[begin TASK INPUTS]
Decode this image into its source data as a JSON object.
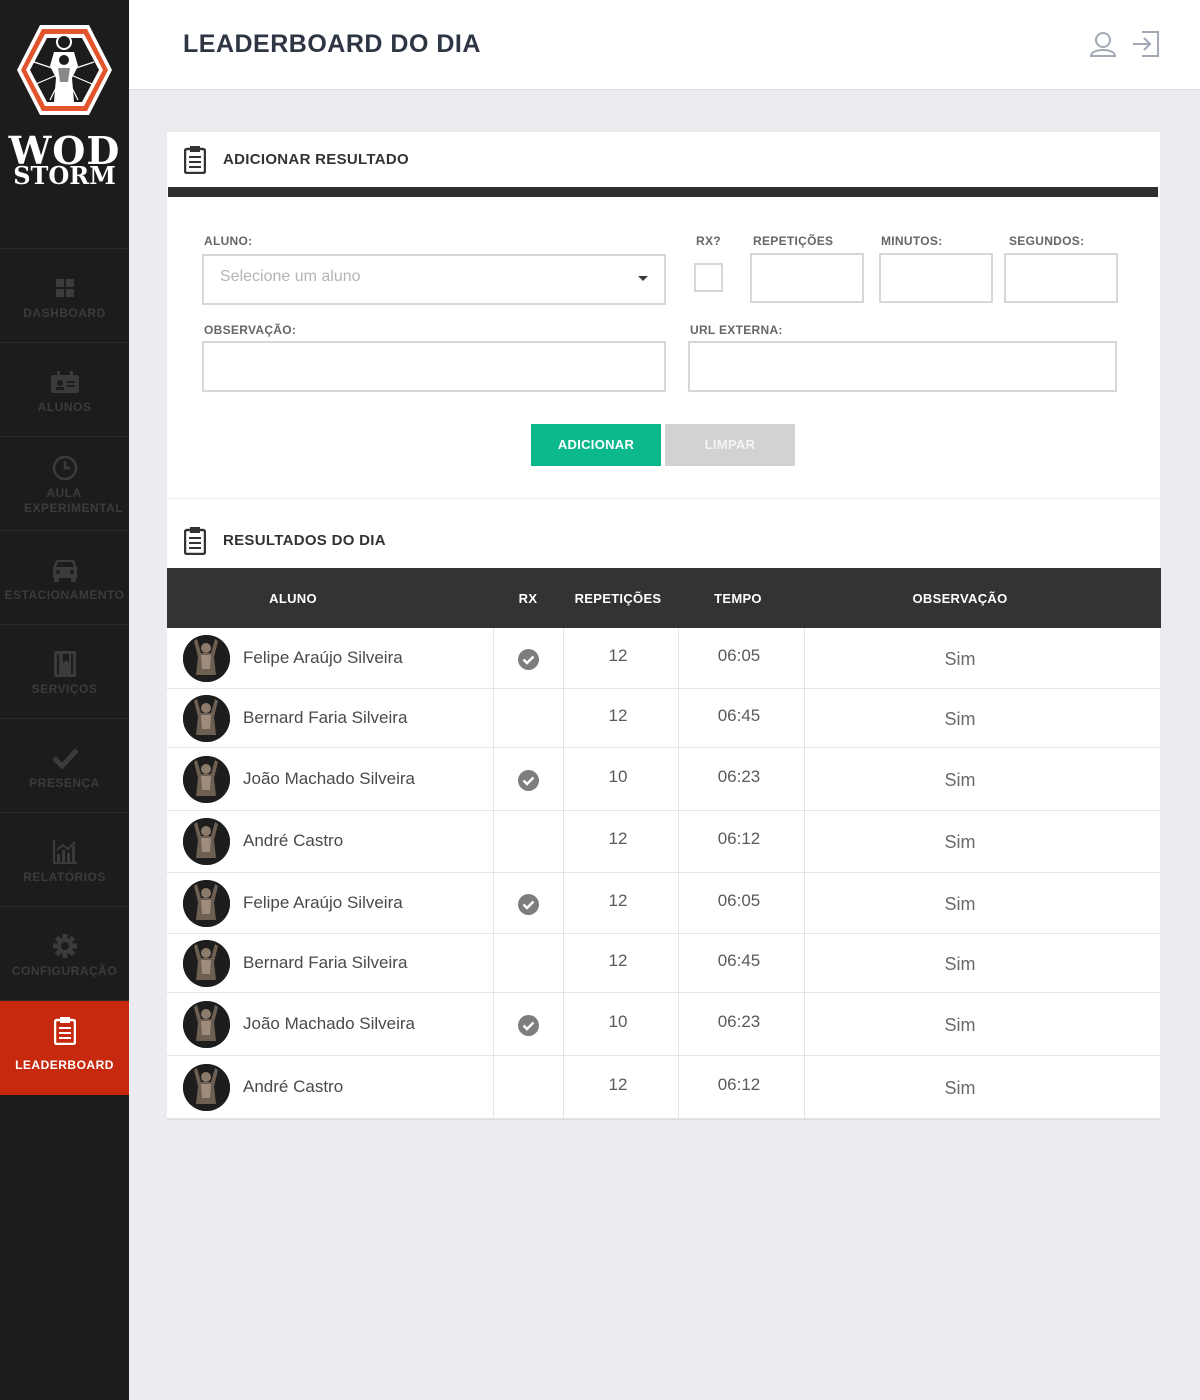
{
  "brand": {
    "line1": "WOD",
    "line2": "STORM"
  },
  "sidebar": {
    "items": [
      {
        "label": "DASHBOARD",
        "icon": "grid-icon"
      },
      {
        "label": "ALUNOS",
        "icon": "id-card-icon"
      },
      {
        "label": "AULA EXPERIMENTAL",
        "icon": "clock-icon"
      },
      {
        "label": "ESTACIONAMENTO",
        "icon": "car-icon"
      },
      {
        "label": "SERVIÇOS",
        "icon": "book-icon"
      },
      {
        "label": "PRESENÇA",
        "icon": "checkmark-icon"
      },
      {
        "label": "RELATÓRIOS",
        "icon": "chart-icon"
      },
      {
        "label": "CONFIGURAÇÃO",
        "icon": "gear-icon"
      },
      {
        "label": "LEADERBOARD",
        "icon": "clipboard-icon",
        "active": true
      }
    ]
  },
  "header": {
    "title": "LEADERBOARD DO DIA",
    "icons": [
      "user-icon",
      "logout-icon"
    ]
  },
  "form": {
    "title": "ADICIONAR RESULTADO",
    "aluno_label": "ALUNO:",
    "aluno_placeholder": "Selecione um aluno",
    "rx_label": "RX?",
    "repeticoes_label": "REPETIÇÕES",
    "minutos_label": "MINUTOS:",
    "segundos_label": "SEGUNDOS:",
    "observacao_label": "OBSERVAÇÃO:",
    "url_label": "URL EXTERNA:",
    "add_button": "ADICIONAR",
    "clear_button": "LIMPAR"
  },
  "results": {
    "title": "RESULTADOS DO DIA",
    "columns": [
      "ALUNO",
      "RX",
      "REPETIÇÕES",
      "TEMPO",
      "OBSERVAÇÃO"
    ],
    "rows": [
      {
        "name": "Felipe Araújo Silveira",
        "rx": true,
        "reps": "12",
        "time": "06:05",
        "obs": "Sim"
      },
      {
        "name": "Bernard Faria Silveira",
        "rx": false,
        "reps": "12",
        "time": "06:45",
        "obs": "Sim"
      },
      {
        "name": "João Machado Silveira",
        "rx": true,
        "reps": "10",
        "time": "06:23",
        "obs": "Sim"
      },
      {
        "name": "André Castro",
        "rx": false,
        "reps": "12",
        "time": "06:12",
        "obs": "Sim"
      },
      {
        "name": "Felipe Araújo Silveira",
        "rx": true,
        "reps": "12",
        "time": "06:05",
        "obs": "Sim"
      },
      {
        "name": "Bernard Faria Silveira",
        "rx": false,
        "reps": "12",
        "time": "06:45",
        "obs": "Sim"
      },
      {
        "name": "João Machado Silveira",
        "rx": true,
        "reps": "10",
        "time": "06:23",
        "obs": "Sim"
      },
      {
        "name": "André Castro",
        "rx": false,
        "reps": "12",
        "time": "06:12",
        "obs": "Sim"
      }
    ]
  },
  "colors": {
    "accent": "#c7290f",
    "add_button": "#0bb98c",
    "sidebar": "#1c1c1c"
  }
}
[end TASK INPUTS]
• [EXERCISE]:
Above are records with pictures; repeat the records exactly and leave the pictures out.

• [OUTPUT FOR THIS EXERCISE]:
Decode this image into its source data as a JSON object.
{
  "brand": {
    "line1": "WOD",
    "line2": "STORM"
  },
  "sidebar": {
    "items": [
      {
        "label": "DASHBOARD",
        "icon": "grid-icon"
      },
      {
        "label": "ALUNOS",
        "icon": "id-card-icon"
      },
      {
        "label": "AULA EXPERIMENTAL",
        "icon": "clock-icon"
      },
      {
        "label": "ESTACIONAMENTO",
        "icon": "car-icon"
      },
      {
        "label": "SERVIÇOS",
        "icon": "book-icon"
      },
      {
        "label": "PRESENÇA",
        "icon": "checkmark-icon"
      },
      {
        "label": "RELATÓRIOS",
        "icon": "chart-icon"
      },
      {
        "label": "CONFIGURAÇÃO",
        "icon": "gear-icon"
      },
      {
        "label": "LEADERBOARD",
        "icon": "clipboard-icon",
        "active": true
      }
    ]
  },
  "header": {
    "title": "LEADERBOARD DO DIA",
    "icons": [
      "user-icon",
      "logout-icon"
    ]
  },
  "form": {
    "title": "ADICIONAR RESULTADO",
    "aluno_label": "ALUNO:",
    "aluno_placeholder": "Selecione um aluno",
    "rx_label": "RX?",
    "repeticoes_label": "REPETIÇÕES",
    "minutos_label": "MINUTOS:",
    "segundos_label": "SEGUNDOS:",
    "observacao_label": "OBSERVAÇÃO:",
    "url_label": "URL EXTERNA:",
    "add_button": "ADICIONAR",
    "clear_button": "LIMPAR"
  },
  "results": {
    "title": "RESULTADOS DO DIA",
    "columns": [
      "ALUNO",
      "RX",
      "REPETIÇÕES",
      "TEMPO",
      "OBSERVAÇÃO"
    ],
    "rows": [
      {
        "name": "Felipe Araújo Silveira",
        "rx": true,
        "reps": "12",
        "time": "06:05",
        "obs": "Sim"
      },
      {
        "name": "Bernard Faria Silveira",
        "rx": false,
        "reps": "12",
        "time": "06:45",
        "obs": "Sim"
      },
      {
        "name": "João Machado Silveira",
        "rx": true,
        "reps": "10",
        "time": "06:23",
        "obs": "Sim"
      },
      {
        "name": "André Castro",
        "rx": false,
        "reps": "12",
        "time": "06:12",
        "obs": "Sim"
      },
      {
        "name": "Felipe Araújo Silveira",
        "rx": true,
        "reps": "12",
        "time": "06:05",
        "obs": "Sim"
      },
      {
        "name": "Bernard Faria Silveira",
        "rx": false,
        "reps": "12",
        "time": "06:45",
        "obs": "Sim"
      },
      {
        "name": "João Machado Silveira",
        "rx": true,
        "reps": "10",
        "time": "06:23",
        "obs": "Sim"
      },
      {
        "name": "André Castro",
        "rx": false,
        "reps": "12",
        "time": "06:12",
        "obs": "Sim"
      }
    ]
  },
  "colors": {
    "accent": "#c7290f",
    "add_button": "#0bb98c",
    "sidebar": "#1c1c1c"
  }
}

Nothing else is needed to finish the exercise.